JOB: Reproduce the listing below without changes, except that pictures are left out.

------ RECORDS SHOWN ------

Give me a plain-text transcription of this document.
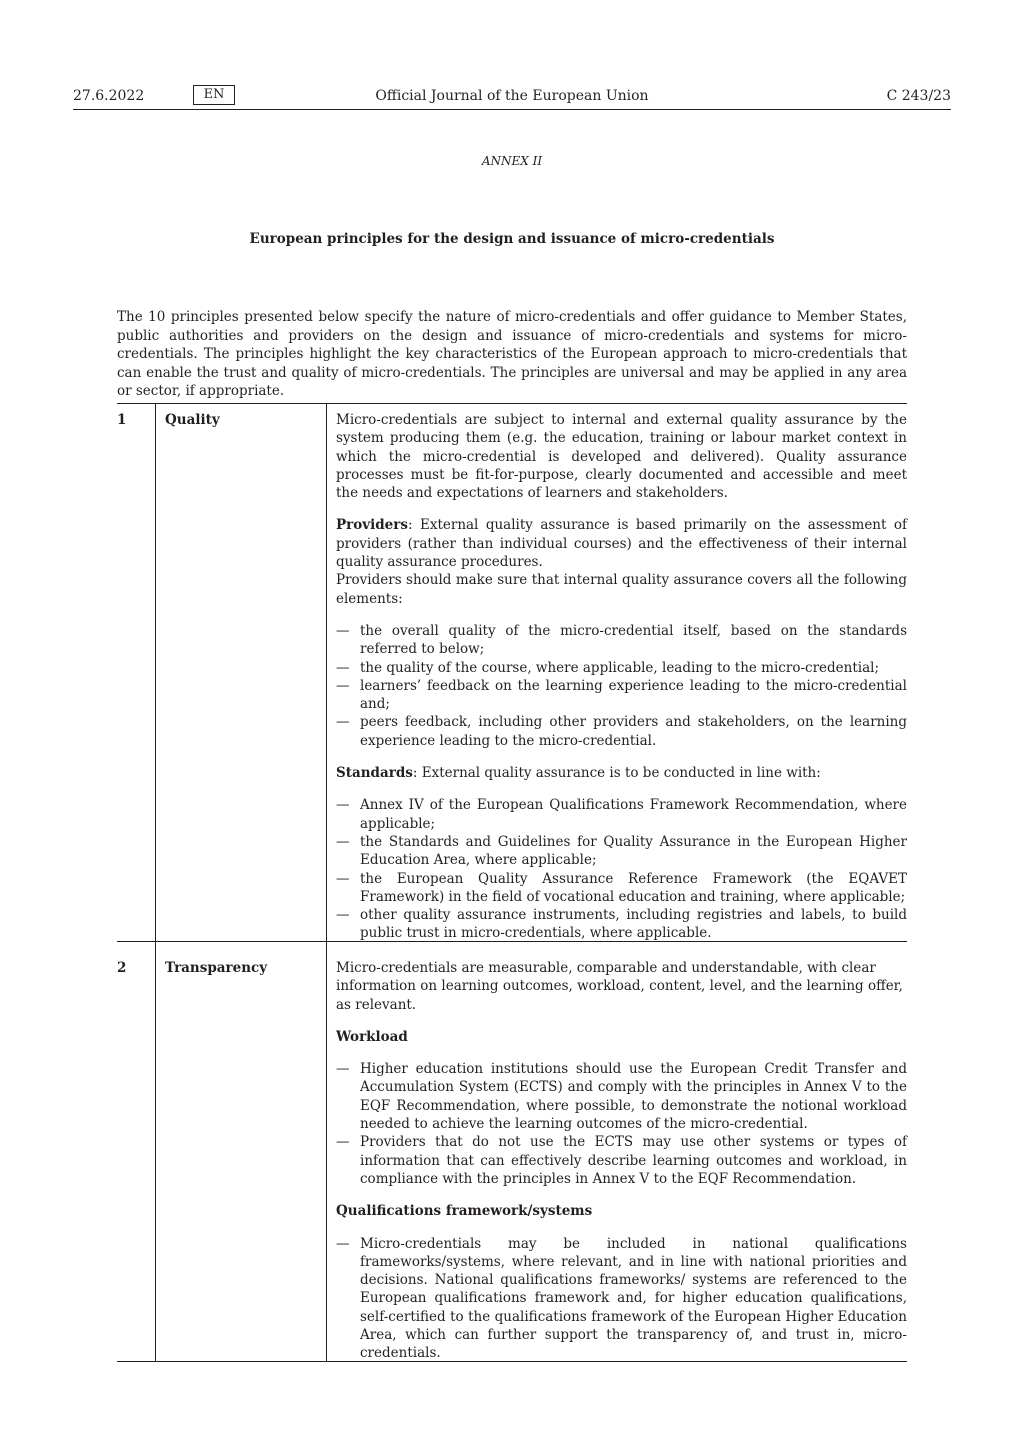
27.6.2022	Official Journal of the European Union
EN	C 243/23
ANNEX II
European principles for the design and issuance of micro-credentials
The 10 principles presented below specify the nature of micro-credentials and offer guidance to Member States, public authorities and providers on the design and issuance of micro-credentials and systems for micro-credentials. The principles highlight the key characteristics of the European approach to micro-credentials that can enable the trust and quality of micro-credentials. The principles are universal and may be applied in any area or sector, if appropriate.
1	Quality	Micro-credentials are subject to internal and external quality assurance by the system producing them (e.g. the education, training or labour market context in which the micro-credential is developed and delivered). Quality assurance processes must be fit-for-purpose, clearly documented and accessible and meet the needs and expectations of learners and stakeholders.

Providers: External quality assurance is based primarily on the assessment of providers (rather than individual courses) and the effectiveness of their internal quality assurance procedures.
Providers should make sure that internal quality assurance covers all the following elements:

— the overall quality of the micro-credential itself, based on the standards referred to below;
— the quality of the course, where applicable, leading to the micro-credential;
— learners’ feedback on the learning experience leading to the micro-credential and;
— peers feedback, including other providers and stakeholders, on the learning experience leading to the micro-credential.

Standards: External quality assurance is to be conducted in line with:

— Annex IV of the European Qualifications Framework Recommendation, where applicable;
— the Standards and Guidelines for Quality Assurance in the European Higher Education Area, where applicable;
— the European Quality Assurance Reference Framework (the EQAVET Framework) in the field of vocational education and training, where applicable;
— other quality assurance instruments, including registries and labels, to build public trust in micro-credentials, where applicable.
2	Transparency	Micro-credentials are measurable, comparable and understandable, with clear information on learning outcomes, workload, content, level, and the learning offer, as relevant.

Workload
— Higher education institutions should use the European Credit Transfer and Accumulation System (ECTS) and comply with the principles in Annex V to the EQF Recommendation, where possible, to demonstrate the notional workload needed to achieve the learning outcomes of the micro-credential.
— Providers that do not use the ECTS may use other systems or types of information that can effectively describe learning outcomes and workload, in compliance with the principles in Annex V to the EQF Recommendation.
Qualifications framework/systems
— Micro-credentials may be included in national qualifications frameworks/systems, where relevant, and in line with national priorities and decisions. National qualifications frameworks/ systems are referenced to the European qualifications framework and, for higher education qualifications, self-certified to the qualifications framework of the European Higher Education Area, which can further support the transparency of, and trust in, micro-credentials.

------

EXERCISE RESULT:
Give me a plain-text transcription of this document.
27.6.2022	Official Journal of the European Union
EN	C 243/23
ANNEX II
European principles for the design and issuance of micro-credentials
The 10 principles presented below specify the nature of micro-credentials and offer guidance to Member States, public authorities and providers on the design and issuance of micro-credentials and systems for micro-credentials. The principles highlight the key characteristics of the European approach to micro-credentials that can enable the trust and quality of micro-credentials. The principles are universal and may be applied in any area or sector, if appropriate.
1	Quality	Micro-credentials are subject to internal and external quality assurance by the system producing them (e.g. the education, training or labour market context in which the micro-credential is developed and delivered). Quality assurance processes must be fit-for-purpose, clearly documented and accessible and meet the needs and expectations of learners and stakeholders.

Providers: External quality assurance is based primarily on the assessment of providers (rather than individual courses) and the effectiveness of their internal quality assurance procedures.
Providers should make sure that internal quality assurance covers all the following elements:

— the overall quality of the micro-credential itself, based on the standards referred to below;
— the quality of the course, where applicable, leading to the micro-credential;
— learners’ feedback on the learning experience leading to the micro-credential and;
— peers feedback, including other providers and stakeholders, on the learning experience leading to the micro-credential.

Standards: External quality assurance is to be conducted in line with:

— Annex IV of the European Qualifications Framework Recommendation, where applicable;
— the Standards and Guidelines for Quality Assurance in the European Higher Education Area, where applicable;
— the European Quality Assurance Reference Framework (the EQAVET Framework) in the field of vocational education and training, where applicable;
— other quality assurance instruments, including registries and labels, to build public trust in micro-credentials, where applicable.
2	Transparency	Micro-credentials are measurable, comparable and understandable, with clear information on learning outcomes, workload, content, level, and the learning offer, as relevant.

Workload
— Higher education institutions should use the European Credit Transfer and Accumulation System (ECTS) and comply with the principles in Annex V to the EQF Recommendation, where possible, to demonstrate the notional workload needed to achieve the learning outcomes of the micro-credential.
— Providers that do not use the ECTS may use other systems or types of information that can effectively describe learning outcomes and workload, in compliance with the principles in Annex V to the EQF Recommendation.
Qualifications framework/systems
— Micro-credentials may be included in national qualifications frameworks/systems, where relevant, and in line with national priorities and decisions. National qualifications frameworks/ systems are referenced to the European qualifications framework and, for higher education qualifications, self-certified to the qualifications framework of the European Higher Education Area, which can further support the transparency of, and trust in, micro-credentials.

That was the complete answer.